Required task -> Look through the data below and return each line where "Полесская" appears.
== Material provided ==
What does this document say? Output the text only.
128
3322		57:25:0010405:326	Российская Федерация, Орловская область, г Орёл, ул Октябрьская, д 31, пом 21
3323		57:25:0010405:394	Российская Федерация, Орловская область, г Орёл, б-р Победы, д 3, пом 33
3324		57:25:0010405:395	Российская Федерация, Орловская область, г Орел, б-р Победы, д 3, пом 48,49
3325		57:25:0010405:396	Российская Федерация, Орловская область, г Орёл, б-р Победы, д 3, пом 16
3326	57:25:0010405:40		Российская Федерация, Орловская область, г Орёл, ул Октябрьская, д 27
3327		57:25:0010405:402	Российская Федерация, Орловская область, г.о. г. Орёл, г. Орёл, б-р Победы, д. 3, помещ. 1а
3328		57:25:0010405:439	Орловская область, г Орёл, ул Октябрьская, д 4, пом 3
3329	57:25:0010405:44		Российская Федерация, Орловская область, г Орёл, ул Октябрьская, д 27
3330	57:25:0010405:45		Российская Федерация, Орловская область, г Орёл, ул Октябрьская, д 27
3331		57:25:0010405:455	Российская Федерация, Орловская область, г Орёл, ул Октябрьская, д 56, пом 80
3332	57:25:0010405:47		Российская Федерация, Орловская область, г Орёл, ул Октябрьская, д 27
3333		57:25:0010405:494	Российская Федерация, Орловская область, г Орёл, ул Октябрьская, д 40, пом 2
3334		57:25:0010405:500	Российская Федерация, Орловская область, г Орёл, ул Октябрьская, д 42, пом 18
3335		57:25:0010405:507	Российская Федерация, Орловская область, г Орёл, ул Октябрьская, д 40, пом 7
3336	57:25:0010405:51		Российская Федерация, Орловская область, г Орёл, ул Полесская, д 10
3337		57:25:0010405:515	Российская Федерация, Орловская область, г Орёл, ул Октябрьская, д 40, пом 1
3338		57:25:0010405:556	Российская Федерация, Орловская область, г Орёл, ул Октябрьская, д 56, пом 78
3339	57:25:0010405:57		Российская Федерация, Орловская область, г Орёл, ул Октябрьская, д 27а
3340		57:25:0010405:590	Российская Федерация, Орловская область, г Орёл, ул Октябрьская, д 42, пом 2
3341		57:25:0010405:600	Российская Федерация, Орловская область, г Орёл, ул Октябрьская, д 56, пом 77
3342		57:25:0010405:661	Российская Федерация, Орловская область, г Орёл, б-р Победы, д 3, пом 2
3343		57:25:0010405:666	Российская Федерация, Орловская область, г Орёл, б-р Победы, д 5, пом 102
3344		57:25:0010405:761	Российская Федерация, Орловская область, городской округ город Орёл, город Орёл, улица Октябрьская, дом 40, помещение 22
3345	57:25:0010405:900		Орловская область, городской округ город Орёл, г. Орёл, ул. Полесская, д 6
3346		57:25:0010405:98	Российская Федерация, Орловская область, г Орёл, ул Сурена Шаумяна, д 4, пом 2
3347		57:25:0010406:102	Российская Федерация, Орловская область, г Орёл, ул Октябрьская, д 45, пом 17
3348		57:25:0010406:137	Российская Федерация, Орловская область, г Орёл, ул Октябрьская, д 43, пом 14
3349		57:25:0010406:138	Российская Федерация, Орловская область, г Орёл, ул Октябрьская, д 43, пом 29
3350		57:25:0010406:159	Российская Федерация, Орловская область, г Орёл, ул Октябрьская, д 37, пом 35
===
Output ->
3336	57:25:0010405:51		Российская Федерация, Орловская область, г Орёл, ул Полесская, д 10
3345	57:25:0010405:900		Орловская область, городской округ город Орёл, г. Орёл, ул. Полесская, д 6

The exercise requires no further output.